**Exercise description**: Extract all data as written.

— Start of Provided data —

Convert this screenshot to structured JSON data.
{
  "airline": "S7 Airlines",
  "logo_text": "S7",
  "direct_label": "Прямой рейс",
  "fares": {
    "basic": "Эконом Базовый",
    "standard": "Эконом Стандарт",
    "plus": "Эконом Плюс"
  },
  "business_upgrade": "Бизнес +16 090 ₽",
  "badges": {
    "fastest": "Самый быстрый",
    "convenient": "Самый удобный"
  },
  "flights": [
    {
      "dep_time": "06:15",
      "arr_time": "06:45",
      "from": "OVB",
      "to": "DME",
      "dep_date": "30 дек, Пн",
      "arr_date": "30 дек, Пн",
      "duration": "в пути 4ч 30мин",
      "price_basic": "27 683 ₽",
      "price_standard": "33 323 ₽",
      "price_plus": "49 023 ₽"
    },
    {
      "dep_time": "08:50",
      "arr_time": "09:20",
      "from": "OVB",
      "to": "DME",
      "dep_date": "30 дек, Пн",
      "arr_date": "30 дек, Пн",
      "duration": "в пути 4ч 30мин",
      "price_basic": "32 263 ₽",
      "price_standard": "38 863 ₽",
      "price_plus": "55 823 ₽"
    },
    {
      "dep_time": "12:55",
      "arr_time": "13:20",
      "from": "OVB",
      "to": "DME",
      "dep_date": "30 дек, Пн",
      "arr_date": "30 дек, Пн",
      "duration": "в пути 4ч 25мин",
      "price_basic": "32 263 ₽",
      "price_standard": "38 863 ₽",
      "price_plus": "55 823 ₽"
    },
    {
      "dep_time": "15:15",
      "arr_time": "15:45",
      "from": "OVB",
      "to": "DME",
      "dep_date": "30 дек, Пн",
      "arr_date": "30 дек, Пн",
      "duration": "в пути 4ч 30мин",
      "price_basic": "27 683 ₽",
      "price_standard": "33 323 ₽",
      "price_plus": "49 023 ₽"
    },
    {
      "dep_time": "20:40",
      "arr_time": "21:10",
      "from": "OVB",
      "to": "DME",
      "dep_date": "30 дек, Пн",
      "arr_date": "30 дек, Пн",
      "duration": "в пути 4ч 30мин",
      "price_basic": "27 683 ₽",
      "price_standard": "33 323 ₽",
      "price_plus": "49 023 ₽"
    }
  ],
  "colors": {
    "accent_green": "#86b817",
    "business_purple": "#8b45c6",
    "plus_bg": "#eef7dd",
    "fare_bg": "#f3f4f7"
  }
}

— End of Provided data —

**Result of the exercise**:
Convert this screenshot to structured JSON data.
{
  "airline": "S7 Airlines",
  "logo_text": "S7",
  "direct_label": "Прямой рейс",
  "fares": {
    "basic": "Эконом Базовый",
    "standard": "Эконом Стандарт",
    "plus": "Эконом Плюс"
  },
  "business_upgrade": "Бизнес +16 090 ₽",
  "badges": {
    "fastest": "Самый быстрый",
    "convenient": "Самый удобный"
  },
  "flights": [
    {
      "dep_time": "06:15",
      "arr_time": "06:45",
      "from": "OVB",
      "to": "DME",
      "dep_date": "30 дек, Пн",
      "arr_date": "30 дек, Пн",
      "duration": "в пути 4ч 30мин",
      "price_basic": "27 683 ₽",
      "price_standard": "33 323 ₽",
      "price_plus": "49 023 ₽"
    },
    {
      "dep_time": "08:50",
      "arr_time": "09:20",
      "from": "OVB",
      "to": "DME",
      "dep_date": "30 дек, Пн",
      "arr_date": "30 дек, Пн",
      "duration": "в пути 4ч 30мин",
      "price_basic": "32 263 ₽",
      "price_standard": "38 863 ₽",
      "price_plus": "55 823 ₽"
    },
    {
      "dep_time": "12:55",
      "arr_time": "13:20",
      "from": "OVB",
      "to": "DME",
      "dep_date": "30 дек, Пн",
      "arr_date": "30 дек, Пн",
      "duration": "в пути 4ч 25мин",
      "price_basic": "32 263 ₽",
      "price_standard": "38 863 ₽",
      "price_plus": "55 823 ₽"
    },
    {
      "dep_time": "15:15",
      "arr_time": "15:45",
      "from": "OVB",
      "to": "DME",
      "dep_date": "30 дек, Пн",
      "arr_date": "30 дек, Пн",
      "duration": "в пути 4ч 30мин",
      "price_basic": "27 683 ₽",
      "price_standard": "33 323 ₽",
      "price_plus": "49 023 ₽"
    },
    {
      "dep_time": "20:40",
      "arr_time": "21:10",
      "from": "OVB",
      "to": "DME",
      "dep_date": "30 дек, Пн",
      "arr_date": "30 дек, Пн",
      "duration": "в пути 4ч 30мин",
      "price_basic": "27 683 ₽",
      "price_standard": "33 323 ₽",
      "price_plus": "49 023 ₽"
    }
  ],
  "colors": {
    "accent_green": "#86b817",
    "business_purple": "#8b45c6",
    "plus_bg": "#eef7dd",
    "fare_bg": "#f3f4f7"
  }
}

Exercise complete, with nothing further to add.